■ YOUR GOAL ■
Could you give the data below again, exactly and completely?

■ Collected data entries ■
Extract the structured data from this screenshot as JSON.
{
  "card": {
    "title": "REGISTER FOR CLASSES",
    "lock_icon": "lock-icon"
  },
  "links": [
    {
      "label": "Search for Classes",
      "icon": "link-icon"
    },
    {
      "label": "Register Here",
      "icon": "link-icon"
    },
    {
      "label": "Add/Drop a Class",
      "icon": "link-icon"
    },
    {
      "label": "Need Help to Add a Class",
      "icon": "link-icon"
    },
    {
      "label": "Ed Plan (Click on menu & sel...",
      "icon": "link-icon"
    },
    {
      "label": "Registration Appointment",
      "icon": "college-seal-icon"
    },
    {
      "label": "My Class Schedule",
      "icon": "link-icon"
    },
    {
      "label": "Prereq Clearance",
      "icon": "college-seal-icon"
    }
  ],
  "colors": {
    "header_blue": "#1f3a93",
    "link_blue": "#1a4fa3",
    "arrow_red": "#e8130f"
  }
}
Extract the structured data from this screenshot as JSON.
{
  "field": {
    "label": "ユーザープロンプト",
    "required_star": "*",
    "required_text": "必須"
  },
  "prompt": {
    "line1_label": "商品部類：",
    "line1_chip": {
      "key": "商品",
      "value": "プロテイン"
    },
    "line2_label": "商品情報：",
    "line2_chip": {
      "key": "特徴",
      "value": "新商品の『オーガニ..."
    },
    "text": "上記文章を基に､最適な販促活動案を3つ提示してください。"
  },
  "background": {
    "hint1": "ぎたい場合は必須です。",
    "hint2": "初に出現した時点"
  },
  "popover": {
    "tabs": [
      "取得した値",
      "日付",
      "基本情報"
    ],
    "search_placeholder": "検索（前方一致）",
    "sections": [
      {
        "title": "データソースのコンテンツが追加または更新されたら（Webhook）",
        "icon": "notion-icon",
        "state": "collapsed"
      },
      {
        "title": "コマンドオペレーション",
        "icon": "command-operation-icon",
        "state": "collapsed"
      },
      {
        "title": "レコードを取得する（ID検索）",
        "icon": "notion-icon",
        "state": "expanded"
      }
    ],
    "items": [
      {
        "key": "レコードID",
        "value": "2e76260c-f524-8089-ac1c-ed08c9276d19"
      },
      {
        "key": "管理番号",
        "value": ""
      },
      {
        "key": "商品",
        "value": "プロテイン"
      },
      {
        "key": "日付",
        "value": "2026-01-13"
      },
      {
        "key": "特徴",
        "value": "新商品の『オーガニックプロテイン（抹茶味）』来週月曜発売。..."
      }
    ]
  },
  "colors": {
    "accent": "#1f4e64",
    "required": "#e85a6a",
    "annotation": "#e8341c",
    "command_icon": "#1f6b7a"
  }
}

■ COMPLETE RESPONSE ■
Extract the structured data from this screenshot as JSON.
{
  "card": {
    "title": "REGISTER FOR CLASSES",
    "lock_icon": "lock-icon"
  },
  "links": [
    {
      "label": "Search for Classes",
      "icon": "link-icon"
    },
    {
      "label": "Register Here",
      "icon": "link-icon"
    },
    {
      "label": "Add/Drop a Class",
      "icon": "link-icon"
    },
    {
      "label": "Need Help to Add a Class",
      "icon": "link-icon"
    },
    {
      "label": "Ed Plan (Click on menu & sel...",
      "icon": "link-icon"
    },
    {
      "label": "Registration Appointment",
      "icon": "college-seal-icon"
    },
    {
      "label": "My Class Schedule",
      "icon": "link-icon"
    },
    {
      "label": "Prereq Clearance",
      "icon": "college-seal-icon"
    }
  ],
  "colors": {
    "header_blue": "#1f3a93",
    "link_blue": "#1a4fa3",
    "arrow_red": "#e8130f"
  }
}
Extract the structured data from this screenshot as JSON.
{
  "field": {
    "label": "ユーザープロンプト",
    "required_star": "*",
    "required_text": "必須"
  },
  "prompt": {
    "line1_label": "商品部類：",
    "line1_chip": {
      "key": "商品",
      "value": "プロテイン"
    },
    "line2_label": "商品情報：",
    "line2_chip": {
      "key": "特徴",
      "value": "新商品の『オーガニ..."
    },
    "text": "上記文章を基に､最適な販促活動案を3つ提示してください。"
  },
  "background": {
    "hint1": "ぎたい場合は必須です。",
    "hint2": "初に出現した時点"
  },
  "popover": {
    "tabs": [
      "取得した値",
      "日付",
      "基本情報"
    ],
    "search_placeholder": "検索（前方一致）",
    "sections": [
      {
        "title": "データソースのコンテンツが追加または更新されたら（Webhook）",
        "icon": "notion-icon",
        "state": "collapsed"
      },
      {
        "title": "コマンドオペレーション",
        "icon": "command-operation-icon",
        "state": "collapsed"
      },
      {
        "title": "レコードを取得する（ID検索）",
        "icon": "notion-icon",
        "state": "expanded"
      }
    ],
    "items": [
      {
        "key": "レコードID",
        "value": "2e76260c-f524-8089-ac1c-ed08c9276d19"
      },
      {
        "key": "管理番号",
        "value": ""
      },
      {
        "key": "商品",
        "value": "プロテイン"
      },
      {
        "key": "日付",
        "value": "2026-01-13"
      },
      {
        "key": "特徴",
        "value": "新商品の『オーガニックプロテイン（抹茶味）』来週月曜発売。..."
      }
    ]
  },
  "colors": {
    "accent": "#1f4e64",
    "required": "#e85a6a",
    "annotation": "#e8341c",
    "command_icon": "#1f6b7a"
  }
}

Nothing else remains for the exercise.